YOUR OBJECTIVE:
Omit the pictures and output every entry below exactly as written.

Data entries:
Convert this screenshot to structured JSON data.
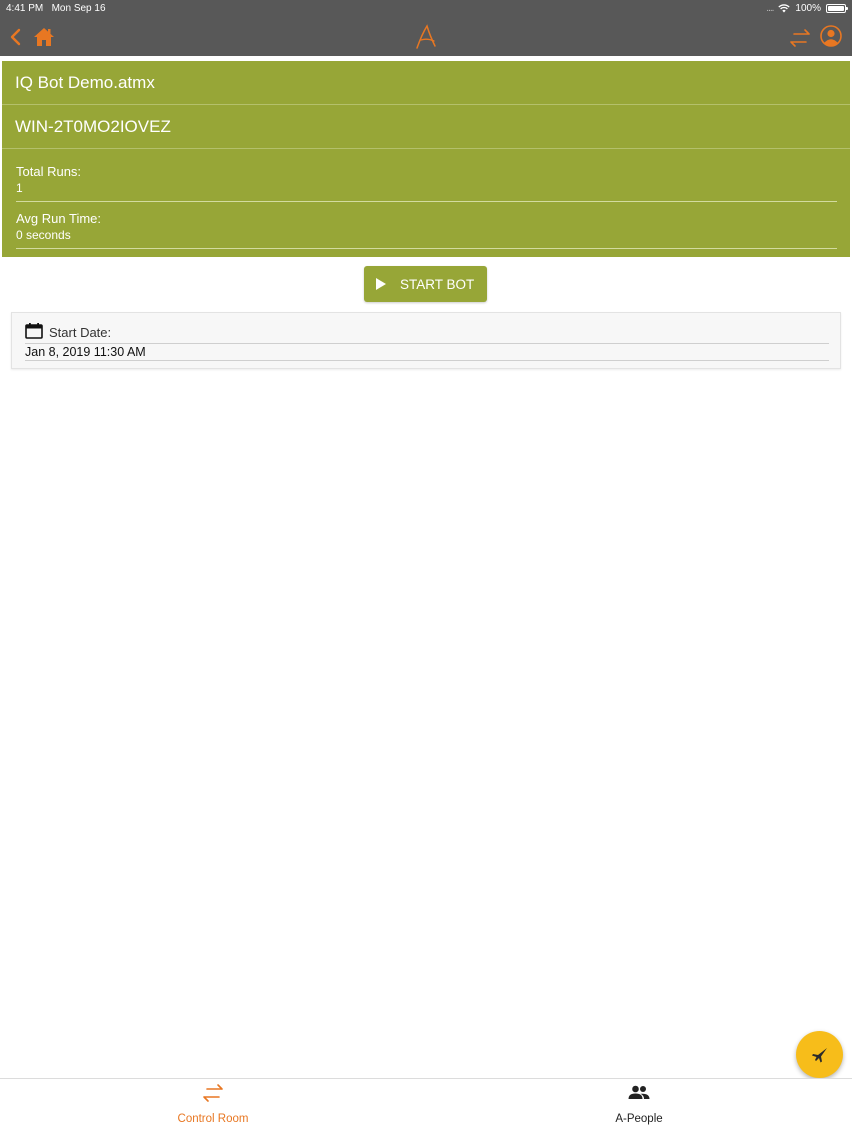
{
  "status_bar": {
    "time": "4:41 PM",
    "date": "Mon Sep 16",
    "signal": "....",
    "battery": "100%"
  },
  "colors": {
    "accent_orange": "#e87722",
    "panel_green": "#97a637",
    "fab_yellow": "#f7bd1a",
    "topbar_gray": "#585858"
  },
  "nav": {
    "back_icon": "chevron-left-icon",
    "home_icon": "home-icon",
    "logo_icon": "automation-anywhere-logo",
    "switch_icon": "swap-arrows-icon",
    "profile_icon": "user-circle-icon"
  },
  "bot": {
    "name": "IQ Bot Demo.atmx",
    "machine": "WIN-2T0MO2IOVEZ",
    "total_runs_label": "Total Runs:",
    "total_runs_value": "1",
    "avg_run_time_label": "Avg Run Time:",
    "avg_run_time_value": "0 seconds"
  },
  "start_button": {
    "label": "START BOT",
    "icon": "play-icon"
  },
  "schedule": {
    "icon": "calendar-icon",
    "start_date_label": "Start Date:",
    "start_date_value": "Jan 8, 2019 11:30 AM"
  },
  "fab": {
    "icon": "jet-icon"
  },
  "tabs": [
    {
      "label": "Control Room",
      "icon": "swap-arrows-icon",
      "active": true
    },
    {
      "label": "A-People",
      "icon": "people-icon",
      "active": false
    }
  ]
}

EXERCISE RESPONSE:
Convert this screenshot to structured JSON data.
{
  "status_bar": {
    "time": "4:41 PM",
    "date": "Mon Sep 16",
    "signal": "....",
    "battery": "100%"
  },
  "colors": {
    "accent_orange": "#e87722",
    "panel_green": "#97a637",
    "fab_yellow": "#f7bd1a",
    "topbar_gray": "#585858"
  },
  "nav": {
    "back_icon": "chevron-left-icon",
    "home_icon": "home-icon",
    "logo_icon": "automation-anywhere-logo",
    "switch_icon": "swap-arrows-icon",
    "profile_icon": "user-circle-icon"
  },
  "bot": {
    "name": "IQ Bot Demo.atmx",
    "machine": "WIN-2T0MO2IOVEZ",
    "total_runs_label": "Total Runs:",
    "total_runs_value": "1",
    "avg_run_time_label": "Avg Run Time:",
    "avg_run_time_value": "0 seconds"
  },
  "start_button": {
    "label": "START BOT",
    "icon": "play-icon"
  },
  "schedule": {
    "icon": "calendar-icon",
    "start_date_label": "Start Date:",
    "start_date_value": "Jan 8, 2019 11:30 AM"
  },
  "fab": {
    "icon": "jet-icon"
  },
  "tabs": [
    {
      "label": "Control Room",
      "icon": "swap-arrows-icon",
      "active": true
    },
    {
      "label": "A-People",
      "icon": "people-icon",
      "active": false
    }
  ]
}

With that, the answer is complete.